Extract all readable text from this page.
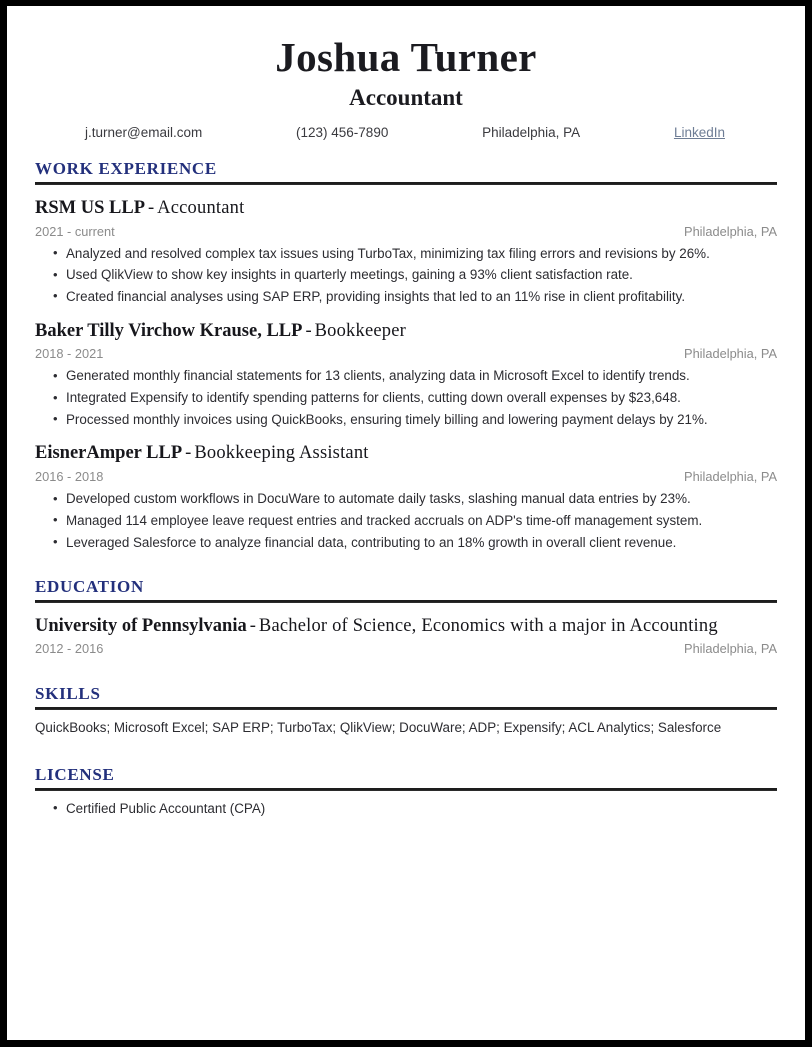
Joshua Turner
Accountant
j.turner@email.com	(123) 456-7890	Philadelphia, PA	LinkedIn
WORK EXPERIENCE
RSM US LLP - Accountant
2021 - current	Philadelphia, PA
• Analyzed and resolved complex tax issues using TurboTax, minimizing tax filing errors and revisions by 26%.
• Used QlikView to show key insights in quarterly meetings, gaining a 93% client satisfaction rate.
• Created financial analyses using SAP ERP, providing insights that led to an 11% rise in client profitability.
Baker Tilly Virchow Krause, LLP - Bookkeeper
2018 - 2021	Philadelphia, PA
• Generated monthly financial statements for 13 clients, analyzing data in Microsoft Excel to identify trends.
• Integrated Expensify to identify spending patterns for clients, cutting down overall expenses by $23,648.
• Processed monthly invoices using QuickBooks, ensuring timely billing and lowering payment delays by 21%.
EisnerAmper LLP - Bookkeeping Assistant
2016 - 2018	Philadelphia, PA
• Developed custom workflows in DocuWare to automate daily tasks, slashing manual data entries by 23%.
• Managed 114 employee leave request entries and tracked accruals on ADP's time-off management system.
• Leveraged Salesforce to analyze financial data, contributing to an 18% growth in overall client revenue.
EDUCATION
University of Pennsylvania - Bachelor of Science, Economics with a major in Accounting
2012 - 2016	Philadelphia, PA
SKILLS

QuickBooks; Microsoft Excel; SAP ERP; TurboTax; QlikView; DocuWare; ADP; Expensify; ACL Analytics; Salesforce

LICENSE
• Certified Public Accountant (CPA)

...

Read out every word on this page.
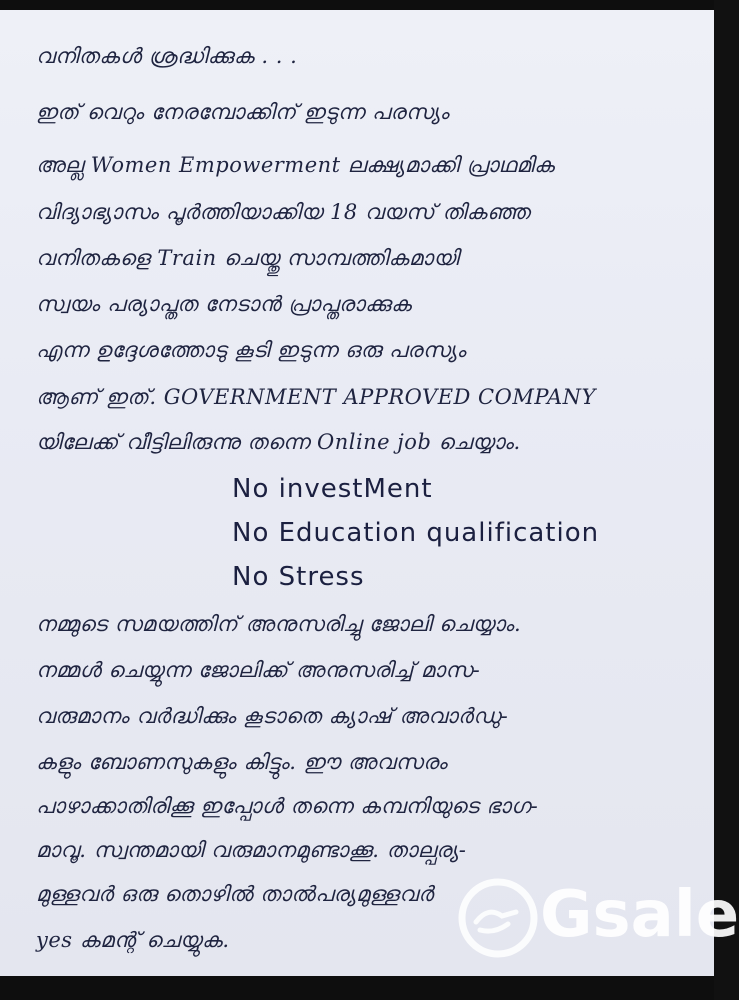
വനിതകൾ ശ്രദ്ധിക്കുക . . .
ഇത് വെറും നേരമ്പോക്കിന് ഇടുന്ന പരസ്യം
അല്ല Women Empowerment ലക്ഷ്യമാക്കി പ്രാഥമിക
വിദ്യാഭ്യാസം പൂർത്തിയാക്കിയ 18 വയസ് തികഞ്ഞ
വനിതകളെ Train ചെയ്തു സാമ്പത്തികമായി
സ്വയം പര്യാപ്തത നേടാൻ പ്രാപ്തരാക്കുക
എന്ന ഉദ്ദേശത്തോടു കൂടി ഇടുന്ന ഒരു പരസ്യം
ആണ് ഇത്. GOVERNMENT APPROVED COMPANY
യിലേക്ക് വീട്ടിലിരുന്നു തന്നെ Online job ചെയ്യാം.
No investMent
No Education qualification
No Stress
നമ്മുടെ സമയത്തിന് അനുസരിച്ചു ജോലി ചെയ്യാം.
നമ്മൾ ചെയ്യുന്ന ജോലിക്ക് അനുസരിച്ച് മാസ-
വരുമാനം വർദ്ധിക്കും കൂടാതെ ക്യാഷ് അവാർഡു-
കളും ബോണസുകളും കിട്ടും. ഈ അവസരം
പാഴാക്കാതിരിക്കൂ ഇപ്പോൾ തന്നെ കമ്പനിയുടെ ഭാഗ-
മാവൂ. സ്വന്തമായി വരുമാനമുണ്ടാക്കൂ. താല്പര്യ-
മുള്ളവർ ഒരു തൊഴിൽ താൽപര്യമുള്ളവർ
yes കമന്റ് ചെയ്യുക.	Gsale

— Do this —
Within the listing above, find every line containing the string "Excel" and return it.

— The solution —
• Generated monthly financial statements for 13 clients, analyzing data in Microsoft Excel to identify trends.
QuickBooks; Microsoft Excel; SAP ERP; TurboTax; QlikView; DocuWare; ADP; Expensify; ACL Analytics; Salesforce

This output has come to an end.